# PROBLEM:
Pull every line containing "TrkIp" out of the listing below.

⟨

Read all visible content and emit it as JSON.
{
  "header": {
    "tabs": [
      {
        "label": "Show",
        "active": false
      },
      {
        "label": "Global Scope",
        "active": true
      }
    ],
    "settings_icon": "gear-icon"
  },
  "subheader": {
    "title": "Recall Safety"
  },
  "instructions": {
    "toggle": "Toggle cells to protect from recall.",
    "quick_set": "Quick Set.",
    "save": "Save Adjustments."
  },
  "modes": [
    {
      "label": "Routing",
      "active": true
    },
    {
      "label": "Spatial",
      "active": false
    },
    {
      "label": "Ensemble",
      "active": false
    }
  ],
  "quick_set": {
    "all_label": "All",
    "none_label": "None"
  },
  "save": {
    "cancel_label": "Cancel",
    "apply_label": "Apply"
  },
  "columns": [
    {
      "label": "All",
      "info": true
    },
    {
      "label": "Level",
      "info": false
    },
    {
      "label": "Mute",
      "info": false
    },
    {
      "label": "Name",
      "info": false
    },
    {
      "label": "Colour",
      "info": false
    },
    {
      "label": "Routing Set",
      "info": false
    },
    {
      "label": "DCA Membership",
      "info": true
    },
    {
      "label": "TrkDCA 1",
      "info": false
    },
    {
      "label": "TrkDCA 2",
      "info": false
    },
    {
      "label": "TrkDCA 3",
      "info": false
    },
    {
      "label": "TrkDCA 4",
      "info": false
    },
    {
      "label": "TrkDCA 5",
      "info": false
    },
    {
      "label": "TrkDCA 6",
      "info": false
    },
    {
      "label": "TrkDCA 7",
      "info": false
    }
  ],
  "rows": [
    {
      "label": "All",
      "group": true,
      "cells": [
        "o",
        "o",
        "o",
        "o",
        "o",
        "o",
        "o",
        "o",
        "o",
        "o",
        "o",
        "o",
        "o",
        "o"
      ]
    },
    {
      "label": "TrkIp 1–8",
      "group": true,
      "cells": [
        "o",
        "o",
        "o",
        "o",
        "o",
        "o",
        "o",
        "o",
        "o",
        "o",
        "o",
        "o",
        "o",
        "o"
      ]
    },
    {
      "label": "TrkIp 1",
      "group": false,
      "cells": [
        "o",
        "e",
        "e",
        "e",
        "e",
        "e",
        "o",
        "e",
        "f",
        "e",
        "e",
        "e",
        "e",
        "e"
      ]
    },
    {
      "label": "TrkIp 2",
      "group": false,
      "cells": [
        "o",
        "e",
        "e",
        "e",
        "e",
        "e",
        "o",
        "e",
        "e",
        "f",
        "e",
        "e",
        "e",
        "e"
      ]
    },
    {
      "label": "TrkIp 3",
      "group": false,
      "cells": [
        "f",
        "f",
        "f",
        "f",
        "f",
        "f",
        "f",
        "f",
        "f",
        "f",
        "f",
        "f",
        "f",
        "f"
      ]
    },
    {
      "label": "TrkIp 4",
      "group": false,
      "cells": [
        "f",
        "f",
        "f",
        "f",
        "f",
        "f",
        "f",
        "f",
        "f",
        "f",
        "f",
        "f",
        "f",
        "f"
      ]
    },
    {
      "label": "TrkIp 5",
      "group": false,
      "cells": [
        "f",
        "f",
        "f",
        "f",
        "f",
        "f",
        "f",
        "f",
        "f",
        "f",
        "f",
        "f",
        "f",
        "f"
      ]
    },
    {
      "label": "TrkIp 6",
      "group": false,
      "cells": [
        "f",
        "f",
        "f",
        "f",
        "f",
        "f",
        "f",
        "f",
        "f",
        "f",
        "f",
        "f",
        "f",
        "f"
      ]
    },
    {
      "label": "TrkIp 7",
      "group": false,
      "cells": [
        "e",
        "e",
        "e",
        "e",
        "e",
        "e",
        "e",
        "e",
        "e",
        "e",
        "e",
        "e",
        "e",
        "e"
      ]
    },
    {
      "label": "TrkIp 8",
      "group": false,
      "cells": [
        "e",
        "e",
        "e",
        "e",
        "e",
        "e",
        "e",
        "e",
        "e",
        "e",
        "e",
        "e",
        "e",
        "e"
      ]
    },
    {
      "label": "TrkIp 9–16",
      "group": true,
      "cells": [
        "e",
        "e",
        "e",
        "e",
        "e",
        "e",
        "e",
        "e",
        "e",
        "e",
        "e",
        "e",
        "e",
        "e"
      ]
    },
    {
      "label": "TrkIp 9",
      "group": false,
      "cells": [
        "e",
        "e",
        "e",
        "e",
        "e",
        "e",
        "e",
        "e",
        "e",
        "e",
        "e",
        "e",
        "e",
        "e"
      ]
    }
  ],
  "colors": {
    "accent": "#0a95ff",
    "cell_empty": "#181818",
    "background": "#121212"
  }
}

⟩

# ANSWER TO THIS TASK:
      "label": "TrkIp 1–8",
      "label": "TrkIp 1",
      "label": "TrkIp 2",
      "label": "TrkIp 3",
      "label": "TrkIp 4",
      "label": "TrkIp 5",
      "label": "TrkIp 6",
      "label": "TrkIp 7",
      "label": "TrkIp 8",
      "label": "TrkIp 9–16",
      "label": "TrkIp 9",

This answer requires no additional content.